The request: Pick out each line in these entries that contains the string "this".

[Structured figure records]
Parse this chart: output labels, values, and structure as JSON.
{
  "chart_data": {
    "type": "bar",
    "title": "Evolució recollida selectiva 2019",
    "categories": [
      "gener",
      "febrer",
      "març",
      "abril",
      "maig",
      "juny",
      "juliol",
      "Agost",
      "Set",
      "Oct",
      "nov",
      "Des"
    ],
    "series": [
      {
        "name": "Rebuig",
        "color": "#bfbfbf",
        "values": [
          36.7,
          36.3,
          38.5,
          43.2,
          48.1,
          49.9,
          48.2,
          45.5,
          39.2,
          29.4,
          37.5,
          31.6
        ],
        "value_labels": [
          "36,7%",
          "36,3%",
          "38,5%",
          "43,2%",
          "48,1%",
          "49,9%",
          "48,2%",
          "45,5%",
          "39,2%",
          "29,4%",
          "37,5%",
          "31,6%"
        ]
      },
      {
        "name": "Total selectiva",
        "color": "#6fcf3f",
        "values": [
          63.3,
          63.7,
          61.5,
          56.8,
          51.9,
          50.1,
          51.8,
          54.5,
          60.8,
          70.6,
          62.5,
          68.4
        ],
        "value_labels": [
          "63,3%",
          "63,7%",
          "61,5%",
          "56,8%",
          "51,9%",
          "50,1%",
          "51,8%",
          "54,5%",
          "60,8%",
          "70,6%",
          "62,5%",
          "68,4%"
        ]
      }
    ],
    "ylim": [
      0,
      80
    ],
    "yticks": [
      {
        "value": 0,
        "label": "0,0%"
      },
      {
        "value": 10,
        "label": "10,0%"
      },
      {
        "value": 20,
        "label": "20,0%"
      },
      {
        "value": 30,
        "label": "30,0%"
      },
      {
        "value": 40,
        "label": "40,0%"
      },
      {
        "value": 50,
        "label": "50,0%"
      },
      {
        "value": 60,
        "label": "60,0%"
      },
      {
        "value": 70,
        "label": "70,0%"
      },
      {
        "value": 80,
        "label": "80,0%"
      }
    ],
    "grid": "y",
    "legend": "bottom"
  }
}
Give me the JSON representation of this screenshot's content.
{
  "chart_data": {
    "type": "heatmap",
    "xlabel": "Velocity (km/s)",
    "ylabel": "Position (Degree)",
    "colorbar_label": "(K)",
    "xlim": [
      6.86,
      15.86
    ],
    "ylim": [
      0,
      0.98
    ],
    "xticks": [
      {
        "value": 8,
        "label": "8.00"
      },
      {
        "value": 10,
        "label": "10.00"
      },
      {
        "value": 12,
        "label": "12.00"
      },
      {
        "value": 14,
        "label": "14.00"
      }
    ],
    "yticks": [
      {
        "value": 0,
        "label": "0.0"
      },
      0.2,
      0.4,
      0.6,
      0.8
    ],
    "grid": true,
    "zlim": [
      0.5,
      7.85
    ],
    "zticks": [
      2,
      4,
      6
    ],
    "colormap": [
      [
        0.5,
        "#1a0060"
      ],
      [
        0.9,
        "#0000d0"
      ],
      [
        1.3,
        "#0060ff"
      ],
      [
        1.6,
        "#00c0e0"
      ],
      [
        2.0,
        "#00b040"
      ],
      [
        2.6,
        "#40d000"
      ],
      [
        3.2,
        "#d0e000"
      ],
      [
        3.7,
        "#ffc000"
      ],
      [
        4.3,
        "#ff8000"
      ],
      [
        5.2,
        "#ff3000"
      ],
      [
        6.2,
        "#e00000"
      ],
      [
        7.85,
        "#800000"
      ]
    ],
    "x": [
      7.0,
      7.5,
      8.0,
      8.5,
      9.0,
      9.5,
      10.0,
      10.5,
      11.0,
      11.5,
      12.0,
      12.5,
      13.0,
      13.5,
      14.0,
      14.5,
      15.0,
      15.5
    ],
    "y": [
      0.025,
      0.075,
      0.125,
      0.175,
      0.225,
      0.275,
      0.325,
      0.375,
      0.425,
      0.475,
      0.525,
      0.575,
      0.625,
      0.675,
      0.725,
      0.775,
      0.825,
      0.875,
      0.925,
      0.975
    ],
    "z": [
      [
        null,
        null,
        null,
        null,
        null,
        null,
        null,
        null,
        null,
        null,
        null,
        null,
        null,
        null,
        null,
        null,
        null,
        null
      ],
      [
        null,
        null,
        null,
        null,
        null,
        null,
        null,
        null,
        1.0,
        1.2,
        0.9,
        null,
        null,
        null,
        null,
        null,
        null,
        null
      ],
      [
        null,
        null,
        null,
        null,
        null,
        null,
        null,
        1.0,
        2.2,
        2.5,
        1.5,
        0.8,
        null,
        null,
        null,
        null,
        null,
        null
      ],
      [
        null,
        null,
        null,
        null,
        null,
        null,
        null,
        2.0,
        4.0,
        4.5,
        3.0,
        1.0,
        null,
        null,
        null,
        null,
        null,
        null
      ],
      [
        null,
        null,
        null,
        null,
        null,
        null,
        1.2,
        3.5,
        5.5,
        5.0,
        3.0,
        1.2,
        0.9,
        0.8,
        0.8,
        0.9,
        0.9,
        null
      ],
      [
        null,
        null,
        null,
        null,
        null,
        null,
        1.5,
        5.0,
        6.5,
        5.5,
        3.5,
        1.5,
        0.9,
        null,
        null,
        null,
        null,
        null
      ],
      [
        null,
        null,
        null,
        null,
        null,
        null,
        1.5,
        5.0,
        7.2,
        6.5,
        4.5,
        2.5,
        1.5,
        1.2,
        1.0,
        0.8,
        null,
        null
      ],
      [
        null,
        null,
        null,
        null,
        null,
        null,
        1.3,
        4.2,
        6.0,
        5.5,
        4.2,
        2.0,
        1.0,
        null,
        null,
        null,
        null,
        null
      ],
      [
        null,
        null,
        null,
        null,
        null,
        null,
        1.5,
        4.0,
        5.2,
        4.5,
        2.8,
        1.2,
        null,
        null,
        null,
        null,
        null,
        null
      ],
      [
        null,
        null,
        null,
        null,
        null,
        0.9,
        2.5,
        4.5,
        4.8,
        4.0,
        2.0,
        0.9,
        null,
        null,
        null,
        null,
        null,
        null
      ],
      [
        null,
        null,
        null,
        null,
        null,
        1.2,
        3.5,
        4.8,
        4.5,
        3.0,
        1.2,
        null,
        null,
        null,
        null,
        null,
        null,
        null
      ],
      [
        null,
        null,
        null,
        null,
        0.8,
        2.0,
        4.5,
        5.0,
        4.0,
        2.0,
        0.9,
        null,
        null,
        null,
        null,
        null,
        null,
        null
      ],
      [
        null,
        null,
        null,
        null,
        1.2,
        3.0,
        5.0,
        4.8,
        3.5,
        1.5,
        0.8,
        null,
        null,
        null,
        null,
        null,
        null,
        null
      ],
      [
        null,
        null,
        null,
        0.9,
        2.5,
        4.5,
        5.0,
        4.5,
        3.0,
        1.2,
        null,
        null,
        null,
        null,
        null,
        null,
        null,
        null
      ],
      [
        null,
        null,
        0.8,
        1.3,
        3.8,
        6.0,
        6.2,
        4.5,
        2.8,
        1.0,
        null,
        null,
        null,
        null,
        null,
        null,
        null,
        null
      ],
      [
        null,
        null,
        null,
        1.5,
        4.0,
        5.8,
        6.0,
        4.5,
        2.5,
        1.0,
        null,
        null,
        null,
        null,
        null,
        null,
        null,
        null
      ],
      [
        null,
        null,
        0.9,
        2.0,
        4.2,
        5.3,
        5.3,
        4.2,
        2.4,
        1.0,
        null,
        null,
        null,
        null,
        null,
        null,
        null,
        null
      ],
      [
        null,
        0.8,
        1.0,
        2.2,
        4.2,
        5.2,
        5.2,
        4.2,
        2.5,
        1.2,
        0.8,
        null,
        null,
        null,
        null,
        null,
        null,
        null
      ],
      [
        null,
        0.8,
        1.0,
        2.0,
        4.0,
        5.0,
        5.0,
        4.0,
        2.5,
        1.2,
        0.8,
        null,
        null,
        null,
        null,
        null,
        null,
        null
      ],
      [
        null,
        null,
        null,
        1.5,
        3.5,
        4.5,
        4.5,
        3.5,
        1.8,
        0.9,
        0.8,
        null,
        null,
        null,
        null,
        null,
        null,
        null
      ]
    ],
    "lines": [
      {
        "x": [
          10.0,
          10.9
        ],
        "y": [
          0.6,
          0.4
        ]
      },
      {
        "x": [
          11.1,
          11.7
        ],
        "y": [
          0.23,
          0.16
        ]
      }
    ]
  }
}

Answer to the task:
Parse this chart: output labels, values, and structure as JSON.
Give me the JSON representation of this screenshot's content.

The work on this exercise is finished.